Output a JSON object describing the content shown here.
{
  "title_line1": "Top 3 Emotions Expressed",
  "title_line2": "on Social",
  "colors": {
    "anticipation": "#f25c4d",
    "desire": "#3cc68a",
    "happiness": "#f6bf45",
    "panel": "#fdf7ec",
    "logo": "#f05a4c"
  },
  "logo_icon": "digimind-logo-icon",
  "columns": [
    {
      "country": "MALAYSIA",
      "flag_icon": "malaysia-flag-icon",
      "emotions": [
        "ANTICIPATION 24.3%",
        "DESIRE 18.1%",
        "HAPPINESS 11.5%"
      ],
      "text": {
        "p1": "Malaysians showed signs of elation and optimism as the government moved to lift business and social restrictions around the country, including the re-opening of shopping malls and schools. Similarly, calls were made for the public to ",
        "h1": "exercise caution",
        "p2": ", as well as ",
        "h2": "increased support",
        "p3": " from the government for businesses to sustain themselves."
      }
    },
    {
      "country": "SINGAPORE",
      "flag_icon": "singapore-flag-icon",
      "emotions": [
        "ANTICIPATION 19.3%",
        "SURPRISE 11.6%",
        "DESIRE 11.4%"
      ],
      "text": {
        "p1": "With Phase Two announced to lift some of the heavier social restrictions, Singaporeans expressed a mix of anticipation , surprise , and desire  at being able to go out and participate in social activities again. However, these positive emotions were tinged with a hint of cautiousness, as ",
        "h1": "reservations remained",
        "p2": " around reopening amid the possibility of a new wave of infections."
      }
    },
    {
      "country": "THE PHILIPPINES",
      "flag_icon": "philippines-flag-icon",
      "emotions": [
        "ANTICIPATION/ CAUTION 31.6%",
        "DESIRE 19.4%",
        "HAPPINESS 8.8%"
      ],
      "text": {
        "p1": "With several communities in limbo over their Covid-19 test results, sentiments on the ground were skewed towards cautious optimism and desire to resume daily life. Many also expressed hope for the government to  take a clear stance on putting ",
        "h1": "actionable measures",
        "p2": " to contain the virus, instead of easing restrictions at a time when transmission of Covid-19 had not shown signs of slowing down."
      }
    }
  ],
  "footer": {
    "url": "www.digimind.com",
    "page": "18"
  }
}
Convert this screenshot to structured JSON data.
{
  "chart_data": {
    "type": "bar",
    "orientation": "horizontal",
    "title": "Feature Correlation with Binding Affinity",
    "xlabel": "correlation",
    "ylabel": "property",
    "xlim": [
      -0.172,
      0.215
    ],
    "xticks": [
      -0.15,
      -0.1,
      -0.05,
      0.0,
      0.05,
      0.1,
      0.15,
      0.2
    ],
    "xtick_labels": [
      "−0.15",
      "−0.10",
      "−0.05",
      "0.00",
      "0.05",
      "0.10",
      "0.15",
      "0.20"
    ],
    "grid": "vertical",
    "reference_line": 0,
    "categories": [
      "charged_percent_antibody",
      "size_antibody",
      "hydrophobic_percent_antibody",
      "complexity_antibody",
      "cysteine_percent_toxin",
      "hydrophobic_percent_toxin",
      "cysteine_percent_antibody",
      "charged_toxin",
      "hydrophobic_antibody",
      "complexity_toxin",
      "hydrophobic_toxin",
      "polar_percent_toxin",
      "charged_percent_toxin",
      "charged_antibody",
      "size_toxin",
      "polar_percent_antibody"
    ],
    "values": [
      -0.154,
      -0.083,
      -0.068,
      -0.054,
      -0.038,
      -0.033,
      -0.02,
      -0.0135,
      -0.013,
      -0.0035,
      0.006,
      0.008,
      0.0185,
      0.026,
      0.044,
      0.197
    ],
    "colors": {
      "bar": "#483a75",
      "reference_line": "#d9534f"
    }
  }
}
○ ○ ○ ○ ○ ○ ○
§ **WHAT IS REQUIRED**
Among the lines above, list those that contain the word "were".

§ **SOLUTION FOR THIS TASK**
        "p1": "Malaysians showed signs of elation and optimism as the government moved to lift business and social restrictions around the country, including the re-opening of shopping malls and schools. Similarly, calls were made for the public to ",
        "p1": "With Phase Two announced to lift some of the heavier social restrictions, Singaporeans expressed a mix of anticipation , surprise , and desire  at being able to go out and participate in social activities again. However, these positive emotions were tinged with a hint of cautiousness, as ",
        "p1": "With several communities in limbo over their Covid-19 test results, sentiments on the ground were skewed towards cautious optimism and desire to resume daily life. Many also expressed hope for the government to  take a clear stance on putting ",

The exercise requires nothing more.